▶ **SET EXERCISE**:
Look through the material below. Copy each line that contains the string "memo".
-=-=-
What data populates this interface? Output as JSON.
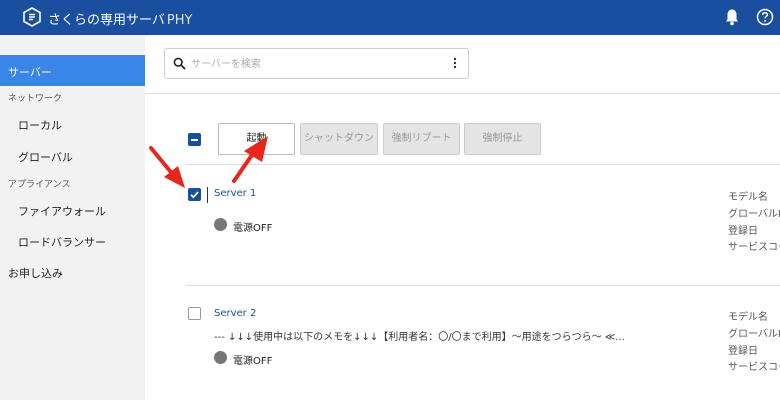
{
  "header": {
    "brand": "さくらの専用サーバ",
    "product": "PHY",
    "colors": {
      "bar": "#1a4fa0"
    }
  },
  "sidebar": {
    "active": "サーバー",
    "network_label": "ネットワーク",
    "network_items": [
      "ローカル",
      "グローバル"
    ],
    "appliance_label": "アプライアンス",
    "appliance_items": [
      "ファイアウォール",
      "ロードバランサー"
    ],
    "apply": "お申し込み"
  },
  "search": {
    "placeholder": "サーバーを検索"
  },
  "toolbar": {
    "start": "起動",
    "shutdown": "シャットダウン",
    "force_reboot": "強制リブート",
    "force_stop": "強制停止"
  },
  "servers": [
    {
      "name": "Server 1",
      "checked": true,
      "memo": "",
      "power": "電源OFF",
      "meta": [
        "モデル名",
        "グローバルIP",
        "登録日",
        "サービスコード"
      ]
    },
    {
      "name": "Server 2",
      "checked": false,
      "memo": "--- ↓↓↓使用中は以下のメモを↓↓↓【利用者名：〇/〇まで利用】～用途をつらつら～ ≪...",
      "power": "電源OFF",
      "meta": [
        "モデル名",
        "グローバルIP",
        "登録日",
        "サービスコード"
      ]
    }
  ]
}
-=-=-
▶ **FINISHED TASK**:
      "memo": "",
      "memo": "--- ↓↓↓使用中は以下のメモを↓↓↓【利用者名：〇/〇まで利用】～用途をつらつら～ ≪...",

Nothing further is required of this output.